--- Items ---

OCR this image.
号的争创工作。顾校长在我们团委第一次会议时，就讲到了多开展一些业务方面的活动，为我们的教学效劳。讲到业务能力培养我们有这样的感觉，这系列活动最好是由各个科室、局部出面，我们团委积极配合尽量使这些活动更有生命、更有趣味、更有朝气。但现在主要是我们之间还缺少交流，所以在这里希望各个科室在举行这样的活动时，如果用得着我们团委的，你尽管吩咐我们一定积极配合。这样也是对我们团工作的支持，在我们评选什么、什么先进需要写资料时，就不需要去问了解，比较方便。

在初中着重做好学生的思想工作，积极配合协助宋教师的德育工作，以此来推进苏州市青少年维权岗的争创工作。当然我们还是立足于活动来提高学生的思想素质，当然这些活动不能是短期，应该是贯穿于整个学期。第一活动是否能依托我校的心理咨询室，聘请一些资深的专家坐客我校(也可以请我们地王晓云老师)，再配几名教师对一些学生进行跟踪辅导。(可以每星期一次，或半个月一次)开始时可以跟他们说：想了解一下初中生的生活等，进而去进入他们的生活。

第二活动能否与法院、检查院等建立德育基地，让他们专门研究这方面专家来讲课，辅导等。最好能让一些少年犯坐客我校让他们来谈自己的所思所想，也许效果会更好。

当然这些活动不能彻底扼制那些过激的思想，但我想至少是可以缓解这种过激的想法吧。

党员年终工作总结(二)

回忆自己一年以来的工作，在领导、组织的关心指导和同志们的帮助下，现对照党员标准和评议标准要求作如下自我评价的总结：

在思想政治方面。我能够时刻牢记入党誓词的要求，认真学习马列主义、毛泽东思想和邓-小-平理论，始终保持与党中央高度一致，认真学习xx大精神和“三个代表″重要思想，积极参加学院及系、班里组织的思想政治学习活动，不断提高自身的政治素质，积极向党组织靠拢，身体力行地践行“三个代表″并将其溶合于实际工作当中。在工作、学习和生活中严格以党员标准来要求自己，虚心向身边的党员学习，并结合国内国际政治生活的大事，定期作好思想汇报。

---

_What needs to be done_
Print the whole listing again, exactly.

_The reply_
OCR this image.
号的争创工作。顾校长在我们团委第一次会议时，就讲到了多开展一些业务方面的活动，为我们的教学效劳。讲到业务能力培养我们有这样的感觉，这系列活动最好是由各个科室、局部出面，我们团委积极配合尽量使这些活动更有生命、更有趣味、更有朝气。但现在主要是我们之间还缺少交流，所以在这里希望各个科室在举行这样的活动时，如果用得着我们团委的，你尽管吩咐我们一定积极配合。这样也是对我们团工作的支持，在我们评选什么、什么先进需要写资料时，就不需要去问了解，比较方便。

在初中着重做好学生的思想工作，积极配合协助宋教师的德育工作，以此来推进苏州市青少年维权岗的争创工作。当然我们还是立足于活动来提高学生的思想素质，当然这些活动不能是短期，应该是贯穿于整个学期。第一活动是否能依托我校的心理咨询室，聘请一些资深的专家坐客我校(也可以请我们地王晓云老师)，再配几名教师对一些学生进行跟踪辅导。(可以每星期一次，或半个月一次)开始时可以跟他们说：想了解一下初中生的生活等，进而去进入他们的生活。

第二活动能否与法院、检查院等建立德育基地，让他们专门研究这方面专家来讲课，辅导等。最好能让一些少年犯坐客我校让他们来谈自己的所思所想，也许效果会更好。

当然这些活动不能彻底扼制那些过激的思想，但我想至少是可以缓解这种过激的想法吧。

党员年终工作总结(二)

回忆自己一年以来的工作，在领导、组织的关心指导和同志们的帮助下，现对照党员标准和评议标准要求作如下自我评价的总结：

在思想政治方面。我能够时刻牢记入党誓词的要求，认真学习马列主义、毛泽东思想和邓-小-平理论，始终保持与党中央高度一致，认真学习xx大精神和“三个代表″重要思想，积极参加学院及系、班里组织的思想政治学习活动，不断提高自身的政治素质，积极向党组织靠拢，身体力行地践行“三个代表″并将其溶合于实际工作当中。在工作、学习和生活中严格以党员标准来要求自己，虚心向身边的党员学习，并结合国内国际政治生活的大事，定期作好思想汇报。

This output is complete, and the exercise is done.